Work to complete:
Quote every entry word for word.

#####

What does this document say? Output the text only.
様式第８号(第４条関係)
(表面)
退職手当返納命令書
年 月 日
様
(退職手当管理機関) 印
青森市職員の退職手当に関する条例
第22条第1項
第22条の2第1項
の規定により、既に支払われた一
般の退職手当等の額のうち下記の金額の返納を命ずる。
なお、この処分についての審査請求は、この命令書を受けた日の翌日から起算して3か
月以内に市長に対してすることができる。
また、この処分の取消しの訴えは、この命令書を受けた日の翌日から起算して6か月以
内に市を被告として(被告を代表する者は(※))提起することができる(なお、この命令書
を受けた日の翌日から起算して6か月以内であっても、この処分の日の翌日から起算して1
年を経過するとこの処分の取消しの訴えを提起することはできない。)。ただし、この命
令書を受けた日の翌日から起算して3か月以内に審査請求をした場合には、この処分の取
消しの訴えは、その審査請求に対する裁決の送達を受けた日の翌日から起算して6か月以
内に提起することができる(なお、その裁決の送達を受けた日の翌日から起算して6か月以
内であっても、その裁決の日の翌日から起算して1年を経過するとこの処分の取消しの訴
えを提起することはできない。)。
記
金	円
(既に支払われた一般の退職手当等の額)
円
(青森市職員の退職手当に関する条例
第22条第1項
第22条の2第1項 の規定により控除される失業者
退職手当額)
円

#####

Task output:
What does this document say? Output the text only.
様式第８号(第４条関係)
(表面)
退職手当返納命令書
年 月 日
様
(退職手当管理機関) 印
青森市職員の退職手当に関する条例
第22条第1項
第22条の2第1項
の規定により、既に支払われた一
般の退職手当等の額のうち下記の金額の返納を命ずる。
なお、この処分についての審査請求は、この命令書を受けた日の翌日から起算して3か
月以内に市長に対してすることができる。
また、この処分の取消しの訴えは、この命令書を受けた日の翌日から起算して6か月以
内に市を被告として(被告を代表する者は(※))提起することができる(なお、この命令書
を受けた日の翌日から起算して6か月以内であっても、この処分の日の翌日から起算して1
年を経過するとこの処分の取消しの訴えを提起することはできない。)。ただし、この命
令書を受けた日の翌日から起算して3か月以内に審査請求をした場合には、この処分の取
消しの訴えは、その審査請求に対する裁決の送達を受けた日の翌日から起算して6か月以
内に提起することができる(なお、その裁決の送達を受けた日の翌日から起算して6か月以
内であっても、その裁決の日の翌日から起算して1年を経過するとこの処分の取消しの訴
えを提起することはできない。)。
記
金	円
(既に支払われた一般の退職手当等の額)
円
(青森市職員の退職手当に関する条例
第22条第1項
第22条の2第1項 の規定により控除される失業者
退職手当額)
円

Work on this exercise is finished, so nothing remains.